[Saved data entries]
Begin

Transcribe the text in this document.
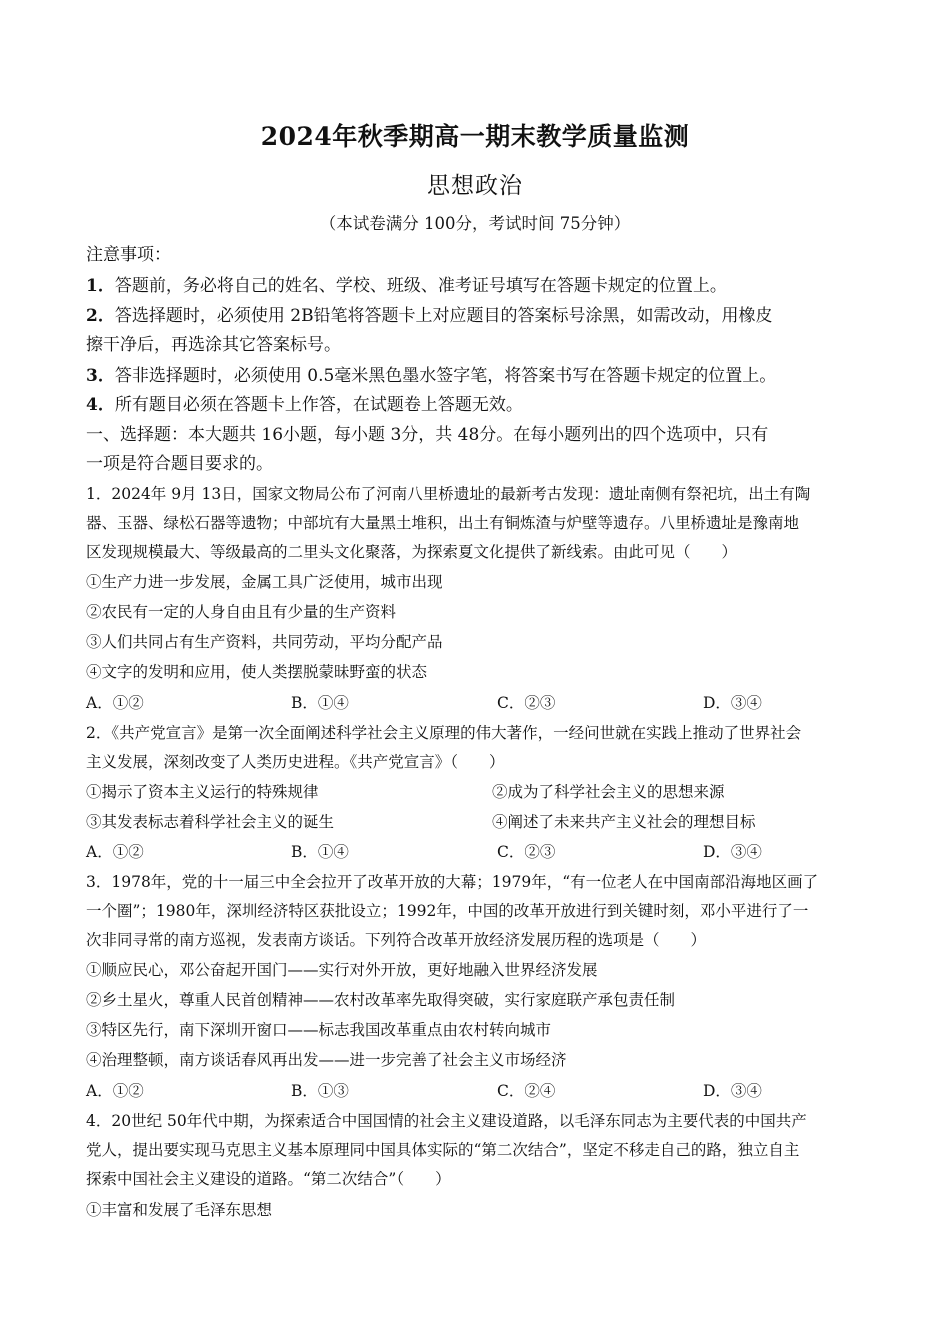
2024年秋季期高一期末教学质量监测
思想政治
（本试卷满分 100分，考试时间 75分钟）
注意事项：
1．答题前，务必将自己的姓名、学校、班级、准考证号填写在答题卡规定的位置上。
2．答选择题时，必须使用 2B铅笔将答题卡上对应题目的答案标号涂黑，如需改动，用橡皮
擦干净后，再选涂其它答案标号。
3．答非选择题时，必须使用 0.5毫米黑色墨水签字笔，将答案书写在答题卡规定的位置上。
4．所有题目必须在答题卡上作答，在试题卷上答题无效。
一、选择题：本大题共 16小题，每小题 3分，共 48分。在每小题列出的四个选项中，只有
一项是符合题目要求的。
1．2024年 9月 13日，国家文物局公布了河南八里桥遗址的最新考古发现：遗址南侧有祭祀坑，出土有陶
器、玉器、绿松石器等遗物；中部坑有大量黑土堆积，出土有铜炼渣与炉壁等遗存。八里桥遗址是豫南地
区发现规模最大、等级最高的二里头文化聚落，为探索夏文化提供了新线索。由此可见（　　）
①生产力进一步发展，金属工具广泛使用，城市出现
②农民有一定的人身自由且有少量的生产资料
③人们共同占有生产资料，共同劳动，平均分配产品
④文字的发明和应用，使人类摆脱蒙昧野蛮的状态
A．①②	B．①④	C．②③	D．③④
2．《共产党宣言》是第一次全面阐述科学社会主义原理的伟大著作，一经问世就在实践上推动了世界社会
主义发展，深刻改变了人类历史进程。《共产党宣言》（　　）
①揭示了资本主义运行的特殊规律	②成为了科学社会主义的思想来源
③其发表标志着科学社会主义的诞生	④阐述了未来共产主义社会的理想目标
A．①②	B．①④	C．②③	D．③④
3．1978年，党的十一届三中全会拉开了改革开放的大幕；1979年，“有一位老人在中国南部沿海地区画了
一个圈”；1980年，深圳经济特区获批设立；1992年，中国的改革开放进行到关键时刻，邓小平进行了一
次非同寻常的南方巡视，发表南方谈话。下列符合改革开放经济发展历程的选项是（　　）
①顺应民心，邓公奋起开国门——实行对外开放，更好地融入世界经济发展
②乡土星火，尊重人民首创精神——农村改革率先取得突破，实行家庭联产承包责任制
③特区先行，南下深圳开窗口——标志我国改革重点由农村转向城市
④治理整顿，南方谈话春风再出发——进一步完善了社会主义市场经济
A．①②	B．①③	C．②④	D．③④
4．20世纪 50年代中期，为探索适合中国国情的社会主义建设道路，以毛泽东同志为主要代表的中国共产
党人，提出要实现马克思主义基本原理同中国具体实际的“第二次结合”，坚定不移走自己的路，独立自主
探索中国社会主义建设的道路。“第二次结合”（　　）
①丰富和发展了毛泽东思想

End

■ OBJECTIVE:
Quote every line word for word and keep the images out of the copy.

■ THE RESULT:
Transcribe the text in this document.
2024年秋季期高一期末教学质量监测
思想政治
（本试卷满分 100分，考试时间 75分钟）
注意事项：
1．答题前，务必将自己的姓名、学校、班级、准考证号填写在答题卡规定的位置上。
2．答选择题时，必须使用 2B铅笔将答题卡上对应题目的答案标号涂黑，如需改动，用橡皮
擦干净后，再选涂其它答案标号。
3．答非选择题时，必须使用 0.5毫米黑色墨水签字笔，将答案书写在答题卡规定的位置上。
4．所有题目必须在答题卡上作答，在试题卷上答题无效。
一、选择题：本大题共 16小题，每小题 3分，共 48分。在每小题列出的四个选项中，只有
一项是符合题目要求的。
1．2024年 9月 13日，国家文物局公布了河南八里桥遗址的最新考古发现：遗址南侧有祭祀坑，出土有陶
器、玉器、绿松石器等遗物；中部坑有大量黑土堆积，出土有铜炼渣与炉壁等遗存。八里桥遗址是豫南地
区发现规模最大、等级最高的二里头文化聚落，为探索夏文化提供了新线索。由此可见（　　）
①生产力进一步发展，金属工具广泛使用，城市出现
②农民有一定的人身自由且有少量的生产资料
③人们共同占有生产资料，共同劳动，平均分配产品
④文字的发明和应用，使人类摆脱蒙昧野蛮的状态
A．①②	B．①④	C．②③	D．③④
2．《共产党宣言》是第一次全面阐述科学社会主义原理的伟大著作，一经问世就在实践上推动了世界社会
主义发展，深刻改变了人类历史进程。《共产党宣言》（　　）
①揭示了资本主义运行的特殊规律	②成为了科学社会主义的思想来源
③其发表标志着科学社会主义的诞生	④阐述了未来共产主义社会的理想目标
A．①②	B．①④	C．②③	D．③④
3．1978年，党的十一届三中全会拉开了改革开放的大幕；1979年，“有一位老人在中国南部沿海地区画了
一个圈”；1980年，深圳经济特区获批设立；1992年，中国的改革开放进行到关键时刻，邓小平进行了一
次非同寻常的南方巡视，发表南方谈话。下列符合改革开放经济发展历程的选项是（　　）
①顺应民心，邓公奋起开国门——实行对外开放，更好地融入世界经济发展
②乡土星火，尊重人民首创精神——农村改革率先取得突破，实行家庭联产承包责任制
③特区先行，南下深圳开窗口——标志我国改革重点由农村转向城市
④治理整顿，南方谈话春风再出发——进一步完善了社会主义市场经济
A．①②	B．①③	C．②④	D．③④
4．20世纪 50年代中期，为探索适合中国国情的社会主义建设道路，以毛泽东同志为主要代表的中国共产
党人，提出要实现马克思主义基本原理同中国具体实际的“第二次结合”，坚定不移走自己的路，独立自主
探索中国社会主义建设的道路。“第二次结合”（　　）
①丰富和发展了毛泽东思想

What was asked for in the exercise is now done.